### Problem statement
Set down the whole listing verbatim.

### Data to use
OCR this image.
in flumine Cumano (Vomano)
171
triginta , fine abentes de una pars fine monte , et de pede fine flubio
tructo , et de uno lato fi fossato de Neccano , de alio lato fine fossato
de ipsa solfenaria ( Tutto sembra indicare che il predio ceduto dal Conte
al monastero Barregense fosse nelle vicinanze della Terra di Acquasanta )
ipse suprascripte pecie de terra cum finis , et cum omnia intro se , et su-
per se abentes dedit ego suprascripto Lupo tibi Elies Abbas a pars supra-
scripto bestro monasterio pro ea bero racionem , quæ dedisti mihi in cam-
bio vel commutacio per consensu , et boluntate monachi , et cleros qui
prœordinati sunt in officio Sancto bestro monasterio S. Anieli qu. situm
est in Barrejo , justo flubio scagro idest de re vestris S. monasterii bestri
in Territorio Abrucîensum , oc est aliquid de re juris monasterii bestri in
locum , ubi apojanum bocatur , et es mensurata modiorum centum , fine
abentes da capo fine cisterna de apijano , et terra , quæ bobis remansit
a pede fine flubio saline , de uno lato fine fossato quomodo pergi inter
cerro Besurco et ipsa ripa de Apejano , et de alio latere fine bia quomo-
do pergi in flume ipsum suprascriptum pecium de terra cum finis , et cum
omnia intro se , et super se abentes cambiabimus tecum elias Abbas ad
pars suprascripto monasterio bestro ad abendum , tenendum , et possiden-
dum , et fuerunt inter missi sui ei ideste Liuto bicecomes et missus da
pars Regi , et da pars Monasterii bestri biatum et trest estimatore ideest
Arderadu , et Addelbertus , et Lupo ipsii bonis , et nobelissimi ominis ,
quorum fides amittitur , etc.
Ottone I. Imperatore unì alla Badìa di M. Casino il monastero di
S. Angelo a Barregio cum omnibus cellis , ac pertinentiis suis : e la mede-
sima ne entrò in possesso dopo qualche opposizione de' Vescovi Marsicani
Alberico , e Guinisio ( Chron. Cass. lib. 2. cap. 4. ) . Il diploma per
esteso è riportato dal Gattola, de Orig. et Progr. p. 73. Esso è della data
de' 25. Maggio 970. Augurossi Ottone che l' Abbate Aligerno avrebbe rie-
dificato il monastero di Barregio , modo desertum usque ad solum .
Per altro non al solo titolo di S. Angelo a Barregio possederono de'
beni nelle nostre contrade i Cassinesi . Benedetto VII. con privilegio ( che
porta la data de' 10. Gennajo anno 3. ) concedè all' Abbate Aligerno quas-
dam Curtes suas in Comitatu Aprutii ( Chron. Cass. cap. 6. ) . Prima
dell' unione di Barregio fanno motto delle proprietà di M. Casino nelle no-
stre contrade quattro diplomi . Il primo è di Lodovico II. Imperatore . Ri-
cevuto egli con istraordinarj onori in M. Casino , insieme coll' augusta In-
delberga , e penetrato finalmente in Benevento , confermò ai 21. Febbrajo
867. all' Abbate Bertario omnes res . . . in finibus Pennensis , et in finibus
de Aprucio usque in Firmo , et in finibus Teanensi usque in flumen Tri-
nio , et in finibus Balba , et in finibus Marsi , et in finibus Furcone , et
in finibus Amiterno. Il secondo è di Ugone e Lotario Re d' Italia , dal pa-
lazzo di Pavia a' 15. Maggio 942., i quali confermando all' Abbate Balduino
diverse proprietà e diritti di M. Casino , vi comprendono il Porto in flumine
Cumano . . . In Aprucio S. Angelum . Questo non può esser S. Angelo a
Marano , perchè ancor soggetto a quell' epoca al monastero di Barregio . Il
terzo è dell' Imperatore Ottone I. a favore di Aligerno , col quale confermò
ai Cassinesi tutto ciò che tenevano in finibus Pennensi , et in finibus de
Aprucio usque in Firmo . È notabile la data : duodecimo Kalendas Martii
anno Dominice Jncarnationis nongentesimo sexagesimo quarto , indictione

### Task response
OCR this image.
in flumine Cumano (Vomano)
171
triginta , fine abentes de una pars fine monte , et de pede fine flubio
tructo , et de uno lato fi fossato de Neccano , de alio lato fine fossato
de ipsa solfenaria ( Tutto sembra indicare che il predio ceduto dal Conte
al monastero Barregense fosse nelle vicinanze della Terra di Acquasanta )
ipse suprascripte pecie de terra cum finis , et cum omnia intro se , et su-
per se abentes dedit ego suprascripto Lupo tibi Elies Abbas a pars supra-
scripto bestro monasterio pro ea bero racionem , quæ dedisti mihi in cam-
bio vel commutacio per consensu , et boluntate monachi , et cleros qui
prœordinati sunt in officio Sancto bestro monasterio S. Anieli qu. situm
est in Barrejo , justo flubio scagro idest de re vestris S. monasterii bestri
in Territorio Abrucîensum , oc est aliquid de re juris monasterii bestri in
locum , ubi apojanum bocatur , et es mensurata modiorum centum , fine
abentes da capo fine cisterna de apijano , et terra , quæ bobis remansit
a pede fine flubio saline , de uno lato fine fossato quomodo pergi inter
cerro Besurco et ipsa ripa de Apejano , et de alio latere fine bia quomo-
do pergi in flume ipsum suprascriptum pecium de terra cum finis , et cum
omnia intro se , et super se abentes cambiabimus tecum elias Abbas ad
pars suprascripto monasterio bestro ad abendum , tenendum , et possiden-
dum , et fuerunt inter missi sui ei ideste Liuto bicecomes et missus da
pars Regi , et da pars Monasterii bestri biatum et trest estimatore ideest
Arderadu , et Addelbertus , et Lupo ipsii bonis , et nobelissimi ominis ,
quorum fides amittitur , etc.
Ottone I. Imperatore unì alla Badìa di M. Casino il monastero di
S. Angelo a Barregio cum omnibus cellis , ac pertinentiis suis : e la mede-
sima ne entrò in possesso dopo qualche opposizione de' Vescovi Marsicani
Alberico , e Guinisio ( Chron. Cass. lib. 2. cap. 4. ) . Il diploma per
esteso è riportato dal Gattola, de Orig. et Progr. p. 73. Esso è della data
de' 25. Maggio 970. Augurossi Ottone che l' Abbate Aligerno avrebbe rie-
dificato il monastero di Barregio , modo desertum usque ad solum .
Per altro non al solo titolo di S. Angelo a Barregio possederono de'
beni nelle nostre contrade i Cassinesi . Benedetto VII. con privilegio ( che
porta la data de' 10. Gennajo anno 3. ) concedè all' Abbate Aligerno quas-
dam Curtes suas in Comitatu Aprutii ( Chron. Cass. cap. 6. ) . Prima
dell' unione di Barregio fanno motto delle proprietà di M. Casino nelle no-
stre contrade quattro diplomi . Il primo è di Lodovico II. Imperatore . Ri-
cevuto egli con istraordinarj onori in M. Casino , insieme coll' augusta In-
delberga , e penetrato finalmente in Benevento , confermò ai 21. Febbrajo
867. all' Abbate Bertario omnes res . . . in finibus Pennensis , et in finibus
de Aprucio usque in Firmo , et in finibus Teanensi usque in flumen Tri-
nio , et in finibus Balba , et in finibus Marsi , et in finibus Furcone , et
in finibus Amiterno. Il secondo è di Ugone e Lotario Re d' Italia , dal pa-
lazzo di Pavia a' 15. Maggio 942., i quali confermando all' Abbate Balduino
diverse proprietà e diritti di M. Casino , vi comprendono il Porto in flumine
Cumano . . . In Aprucio S. Angelum . Questo non può esser S. Angelo a
Marano , perchè ancor soggetto a quell' epoca al monastero di Barregio . Il
terzo è dell' Imperatore Ottone I. a favore di Aligerno , col quale confermò
ai Cassinesi tutto ciò che tenevano in finibus Pennensi , et in finibus de
Aprucio usque in Firmo . È notabile la data : duodecimo Kalendas Martii
anno Dominice Jncarnationis nongentesimo sexagesimo quarto , indictione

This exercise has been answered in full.